# Provided material start

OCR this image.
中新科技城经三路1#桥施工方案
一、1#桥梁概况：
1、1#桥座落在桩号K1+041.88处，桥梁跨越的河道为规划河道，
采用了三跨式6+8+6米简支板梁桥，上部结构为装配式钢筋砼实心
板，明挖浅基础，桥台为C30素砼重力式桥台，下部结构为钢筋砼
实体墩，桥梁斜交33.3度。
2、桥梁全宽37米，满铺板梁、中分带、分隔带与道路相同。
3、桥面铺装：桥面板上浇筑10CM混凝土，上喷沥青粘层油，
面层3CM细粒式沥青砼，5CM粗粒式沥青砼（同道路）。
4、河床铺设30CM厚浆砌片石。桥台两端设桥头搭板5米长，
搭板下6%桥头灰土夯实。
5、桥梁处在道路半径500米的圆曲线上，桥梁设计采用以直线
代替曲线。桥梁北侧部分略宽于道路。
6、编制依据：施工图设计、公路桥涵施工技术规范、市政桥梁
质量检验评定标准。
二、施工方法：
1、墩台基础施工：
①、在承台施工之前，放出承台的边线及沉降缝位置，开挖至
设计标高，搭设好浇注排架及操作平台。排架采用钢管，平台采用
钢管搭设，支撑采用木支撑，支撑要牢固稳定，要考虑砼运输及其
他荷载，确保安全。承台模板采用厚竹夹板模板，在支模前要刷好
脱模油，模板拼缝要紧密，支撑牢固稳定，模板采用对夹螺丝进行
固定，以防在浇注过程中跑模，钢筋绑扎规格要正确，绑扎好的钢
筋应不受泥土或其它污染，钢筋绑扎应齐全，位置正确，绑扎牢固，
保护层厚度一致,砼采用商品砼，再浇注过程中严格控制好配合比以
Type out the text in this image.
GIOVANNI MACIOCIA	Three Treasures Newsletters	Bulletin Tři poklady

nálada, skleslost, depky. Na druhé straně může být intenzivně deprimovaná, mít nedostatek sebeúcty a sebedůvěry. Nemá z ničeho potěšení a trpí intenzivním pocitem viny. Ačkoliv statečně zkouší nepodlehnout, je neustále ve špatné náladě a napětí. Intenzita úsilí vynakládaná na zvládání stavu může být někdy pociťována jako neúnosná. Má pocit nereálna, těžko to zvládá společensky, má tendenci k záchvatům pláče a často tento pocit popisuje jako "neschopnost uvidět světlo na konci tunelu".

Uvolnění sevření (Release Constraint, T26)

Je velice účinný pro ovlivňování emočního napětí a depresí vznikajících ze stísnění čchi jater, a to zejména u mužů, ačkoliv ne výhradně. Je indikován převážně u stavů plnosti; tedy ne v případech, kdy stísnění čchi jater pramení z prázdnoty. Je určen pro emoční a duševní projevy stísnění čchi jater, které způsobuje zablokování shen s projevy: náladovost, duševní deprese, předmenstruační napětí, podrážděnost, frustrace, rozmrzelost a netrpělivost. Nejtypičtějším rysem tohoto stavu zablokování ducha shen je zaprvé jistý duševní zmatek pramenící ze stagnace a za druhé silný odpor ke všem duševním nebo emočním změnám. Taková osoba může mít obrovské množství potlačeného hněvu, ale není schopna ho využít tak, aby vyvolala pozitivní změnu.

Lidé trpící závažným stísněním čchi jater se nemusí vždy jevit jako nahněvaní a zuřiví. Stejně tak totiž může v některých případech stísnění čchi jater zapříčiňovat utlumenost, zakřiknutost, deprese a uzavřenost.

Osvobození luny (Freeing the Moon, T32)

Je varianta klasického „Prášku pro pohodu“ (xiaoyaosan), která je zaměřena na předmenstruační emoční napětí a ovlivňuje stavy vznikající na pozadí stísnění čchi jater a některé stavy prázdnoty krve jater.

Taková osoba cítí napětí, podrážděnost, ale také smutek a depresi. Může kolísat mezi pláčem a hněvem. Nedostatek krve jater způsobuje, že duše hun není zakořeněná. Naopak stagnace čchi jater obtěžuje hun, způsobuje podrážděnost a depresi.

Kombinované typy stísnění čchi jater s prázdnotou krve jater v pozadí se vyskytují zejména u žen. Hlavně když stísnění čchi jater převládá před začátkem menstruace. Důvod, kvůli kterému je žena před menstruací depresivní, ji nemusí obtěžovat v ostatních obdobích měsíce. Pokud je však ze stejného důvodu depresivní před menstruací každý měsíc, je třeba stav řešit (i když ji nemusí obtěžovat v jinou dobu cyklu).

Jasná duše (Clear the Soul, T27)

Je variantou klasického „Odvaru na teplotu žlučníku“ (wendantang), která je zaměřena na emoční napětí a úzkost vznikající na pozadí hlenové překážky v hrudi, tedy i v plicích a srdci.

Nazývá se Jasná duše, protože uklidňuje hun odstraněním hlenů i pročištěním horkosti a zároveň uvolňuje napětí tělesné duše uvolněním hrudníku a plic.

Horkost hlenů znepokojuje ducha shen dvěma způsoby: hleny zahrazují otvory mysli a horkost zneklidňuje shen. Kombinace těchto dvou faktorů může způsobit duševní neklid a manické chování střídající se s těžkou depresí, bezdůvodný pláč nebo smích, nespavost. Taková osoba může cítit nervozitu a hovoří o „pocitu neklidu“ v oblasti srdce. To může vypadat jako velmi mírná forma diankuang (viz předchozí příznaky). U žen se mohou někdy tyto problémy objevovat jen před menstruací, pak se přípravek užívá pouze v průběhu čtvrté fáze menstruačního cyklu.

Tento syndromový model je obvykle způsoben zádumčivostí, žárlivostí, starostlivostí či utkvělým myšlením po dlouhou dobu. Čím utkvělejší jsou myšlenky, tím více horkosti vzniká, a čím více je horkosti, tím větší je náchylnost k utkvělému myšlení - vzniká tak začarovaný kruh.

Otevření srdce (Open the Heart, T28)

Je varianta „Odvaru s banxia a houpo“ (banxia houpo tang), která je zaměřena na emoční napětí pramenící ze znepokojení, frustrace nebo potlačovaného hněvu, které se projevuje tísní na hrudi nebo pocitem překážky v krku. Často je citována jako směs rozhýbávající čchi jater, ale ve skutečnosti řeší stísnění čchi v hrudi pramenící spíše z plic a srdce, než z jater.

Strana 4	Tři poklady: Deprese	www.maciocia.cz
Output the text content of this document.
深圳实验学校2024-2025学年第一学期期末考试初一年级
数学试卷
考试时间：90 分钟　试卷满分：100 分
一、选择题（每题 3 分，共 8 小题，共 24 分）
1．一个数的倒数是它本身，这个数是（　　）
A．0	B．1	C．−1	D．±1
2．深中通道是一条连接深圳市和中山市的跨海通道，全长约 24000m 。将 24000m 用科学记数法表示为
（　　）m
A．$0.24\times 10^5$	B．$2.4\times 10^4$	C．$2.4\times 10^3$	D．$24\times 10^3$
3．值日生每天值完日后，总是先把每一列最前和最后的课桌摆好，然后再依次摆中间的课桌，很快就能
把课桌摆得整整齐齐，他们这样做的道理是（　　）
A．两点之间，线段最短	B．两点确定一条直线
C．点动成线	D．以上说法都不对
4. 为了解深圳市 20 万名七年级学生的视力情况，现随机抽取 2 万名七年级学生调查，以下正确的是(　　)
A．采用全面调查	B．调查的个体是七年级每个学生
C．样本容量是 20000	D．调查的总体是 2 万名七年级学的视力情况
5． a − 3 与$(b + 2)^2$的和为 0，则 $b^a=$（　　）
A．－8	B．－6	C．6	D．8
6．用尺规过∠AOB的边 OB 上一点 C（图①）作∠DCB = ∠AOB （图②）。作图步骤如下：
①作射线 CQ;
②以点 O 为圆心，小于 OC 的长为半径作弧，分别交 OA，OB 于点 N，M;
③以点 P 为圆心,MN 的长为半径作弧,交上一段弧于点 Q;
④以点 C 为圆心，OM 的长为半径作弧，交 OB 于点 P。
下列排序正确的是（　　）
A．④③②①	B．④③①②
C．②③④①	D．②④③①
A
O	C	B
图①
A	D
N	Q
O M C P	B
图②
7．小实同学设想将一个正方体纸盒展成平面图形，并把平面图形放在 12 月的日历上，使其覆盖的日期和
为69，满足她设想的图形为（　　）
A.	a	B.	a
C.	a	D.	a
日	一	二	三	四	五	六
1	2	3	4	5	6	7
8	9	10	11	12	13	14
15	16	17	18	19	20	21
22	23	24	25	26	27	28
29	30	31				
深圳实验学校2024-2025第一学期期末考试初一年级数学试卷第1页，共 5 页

# Provided material end

_Requirement_
In the entries above, count each line that holds "dobu". Give the total and nothing else.

_Reply_
2